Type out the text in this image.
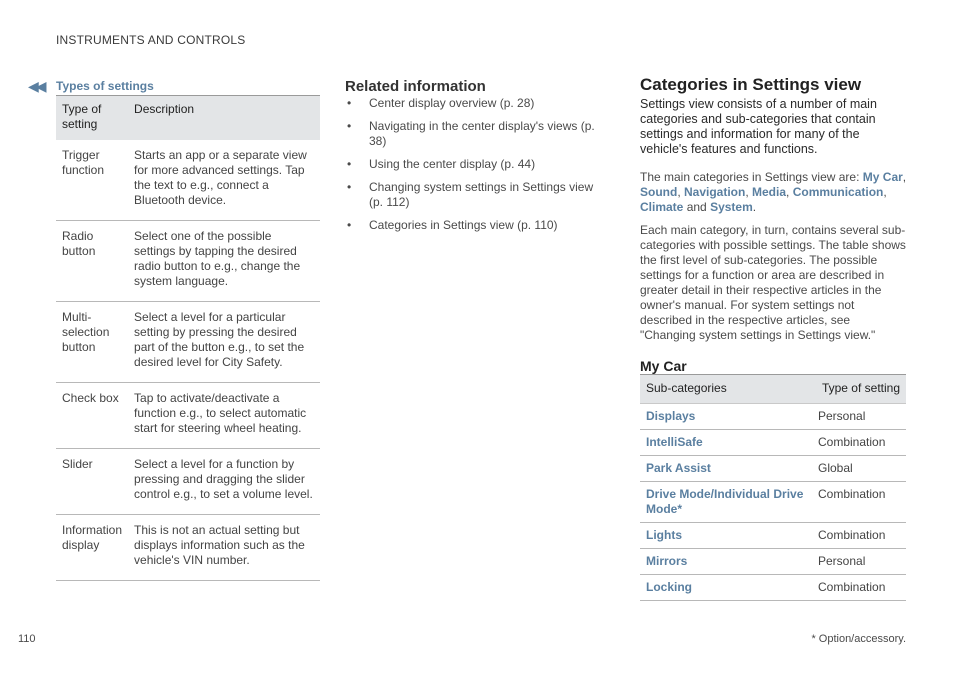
INSTRUMENTS AND CONTROLS
◀◀ Types of settings
Type of setting	Description
Trigger function	Starts an app or a separate view for more advanced settings. Tap the text to e.g., connect a Bluetooth device.
Radio button	Select one of the possible settings by tapping the desired radio button to e.g., change the system language.
Multi-selection button	Select a level for a particular setting by pressing the desired part of the button e.g., to set the desired level for City Safety.
Check box	Tap to activate/deactivate a function e.g., to select automatic start for steering wheel heating.
Slider	Select a level for a function by pressing and dragging the slider control e.g., to set a volume level.
Information display	This is not an actual setting but displays information such as the vehicle's VIN number.
Related information
• Center display overview (p. 28)
• Navigating in the center display's views (p. 38)
• Using the center display (p. 44)
• Changing system settings in Settings view (p. 112)
• Categories in Settings view (p. 110)
Categories in Settings view
Settings view consists of a number of main categories and sub-categories that contain settings and information for many of the vehicle's features and functions.
The main categories in Settings view are: My Car, Sound, Navigation, Media, Communication, Climate and System.
Each main category, in turn, contains several sub-categories with possible settings. The table shows the first level of sub-categories. The possible settings for a function or area are described in greater detail in their respective articles in the owner's manual. For system settings not described in the respective articles, see "Changing system settings in Settings view."
My Car
Sub-categories	Type of setting
Displays	Personal
IntelliSafe	Combination
Park Assist	Global
Drive Mode/Individual Drive Mode*	Combination
Lights	Combination
Mirrors	Personal
Locking	Combination
110	* Option/accessory.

▶ **What you are asked to do**
All of the entries above should be duplicated exactly, except for the pictures.

▶ **Solution below**
Type out the text in this image.
INSTRUMENTS AND CONTROLS
◀◀ Types of settings
Type of setting	Description
Trigger function	Starts an app or a separate view for more advanced settings. Tap the text to e.g., connect a Bluetooth device.
Radio button	Select one of the possible settings by tapping the desired radio button to e.g., change the system language.
Multi-selection button	Select a level for a particular setting by pressing the desired part of the button e.g., to set the desired level for City Safety.
Check box	Tap to activate/deactivate a function e.g., to select automatic start for steering wheel heating.
Slider	Select a level for a function by pressing and dragging the slider control e.g., to set a volume level.
Information display	This is not an actual setting but displays information such as the vehicle's VIN number.
Related information
• Center display overview (p. 28)
• Navigating in the center display's views (p. 38)
• Using the center display (p. 44)
• Changing system settings in Settings view (p. 112)
• Categories in Settings view (p. 110)
Categories in Settings view
Settings view consists of a number of main categories and sub-categories that contain settings and information for many of the vehicle's features and functions.
The main categories in Settings view are: My Car, Sound, Navigation, Media, Communication, Climate and System.
Each main category, in turn, contains several sub-categories with possible settings. The table shows the first level of sub-categories. The possible settings for a function or area are described in greater detail in their respective articles in the owner's manual. For system settings not described in the respective articles, see "Changing system settings in Settings view."
My Car
Sub-categories	Type of setting
Displays	Personal
IntelliSafe	Combination
Park Assist	Global
Drive Mode/Individual Drive Mode*	Combination
Lights	Combination
Mirrors	Personal
Locking	Combination
110	* Option/accessory.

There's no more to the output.